Dataset excerpt:
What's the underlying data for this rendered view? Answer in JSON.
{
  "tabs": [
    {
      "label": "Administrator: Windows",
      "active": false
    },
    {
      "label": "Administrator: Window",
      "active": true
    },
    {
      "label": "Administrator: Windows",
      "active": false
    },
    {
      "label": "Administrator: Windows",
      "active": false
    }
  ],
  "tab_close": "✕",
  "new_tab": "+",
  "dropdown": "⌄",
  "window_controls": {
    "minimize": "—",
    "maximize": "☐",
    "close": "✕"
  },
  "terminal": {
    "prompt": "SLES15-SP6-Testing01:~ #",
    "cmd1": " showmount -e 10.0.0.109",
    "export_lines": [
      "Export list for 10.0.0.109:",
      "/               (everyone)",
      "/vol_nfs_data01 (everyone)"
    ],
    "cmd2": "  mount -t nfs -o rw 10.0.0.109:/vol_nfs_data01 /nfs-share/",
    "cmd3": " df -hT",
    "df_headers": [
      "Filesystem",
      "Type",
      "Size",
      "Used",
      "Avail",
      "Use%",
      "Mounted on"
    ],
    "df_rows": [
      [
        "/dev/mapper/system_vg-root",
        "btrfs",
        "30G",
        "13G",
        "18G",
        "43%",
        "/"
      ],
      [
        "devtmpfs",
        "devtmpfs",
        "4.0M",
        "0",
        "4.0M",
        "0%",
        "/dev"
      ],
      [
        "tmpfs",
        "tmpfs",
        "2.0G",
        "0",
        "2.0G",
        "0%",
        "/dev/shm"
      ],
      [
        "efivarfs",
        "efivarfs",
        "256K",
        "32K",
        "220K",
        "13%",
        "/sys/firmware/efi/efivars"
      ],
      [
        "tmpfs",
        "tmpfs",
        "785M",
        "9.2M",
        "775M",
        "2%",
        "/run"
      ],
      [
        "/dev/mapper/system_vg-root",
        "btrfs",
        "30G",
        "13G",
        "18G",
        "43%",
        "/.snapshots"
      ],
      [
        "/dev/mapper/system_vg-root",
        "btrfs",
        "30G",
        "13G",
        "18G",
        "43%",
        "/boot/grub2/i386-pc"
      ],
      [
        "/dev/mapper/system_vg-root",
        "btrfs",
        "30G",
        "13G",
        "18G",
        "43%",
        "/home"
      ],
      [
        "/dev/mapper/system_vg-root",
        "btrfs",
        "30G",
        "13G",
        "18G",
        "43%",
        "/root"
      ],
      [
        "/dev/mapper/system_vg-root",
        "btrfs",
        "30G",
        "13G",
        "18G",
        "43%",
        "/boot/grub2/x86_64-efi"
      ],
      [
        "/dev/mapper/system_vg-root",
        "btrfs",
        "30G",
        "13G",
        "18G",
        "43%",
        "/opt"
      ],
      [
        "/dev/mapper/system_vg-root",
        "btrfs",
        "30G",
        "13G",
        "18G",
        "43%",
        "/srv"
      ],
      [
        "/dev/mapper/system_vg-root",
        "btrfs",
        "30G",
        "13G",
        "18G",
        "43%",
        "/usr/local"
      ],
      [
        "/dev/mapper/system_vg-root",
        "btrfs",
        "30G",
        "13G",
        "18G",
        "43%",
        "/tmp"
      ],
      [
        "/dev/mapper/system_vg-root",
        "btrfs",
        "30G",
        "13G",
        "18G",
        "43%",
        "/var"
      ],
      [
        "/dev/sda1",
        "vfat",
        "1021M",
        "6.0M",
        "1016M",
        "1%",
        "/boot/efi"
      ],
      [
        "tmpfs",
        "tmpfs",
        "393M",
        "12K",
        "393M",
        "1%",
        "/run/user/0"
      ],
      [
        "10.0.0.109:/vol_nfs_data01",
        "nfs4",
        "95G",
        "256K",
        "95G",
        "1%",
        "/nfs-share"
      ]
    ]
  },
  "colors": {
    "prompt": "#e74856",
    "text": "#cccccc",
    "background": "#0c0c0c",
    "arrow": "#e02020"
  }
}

THE TASK: Across the material above, count every line holding "share" and write down only the number.

ANSWER: 2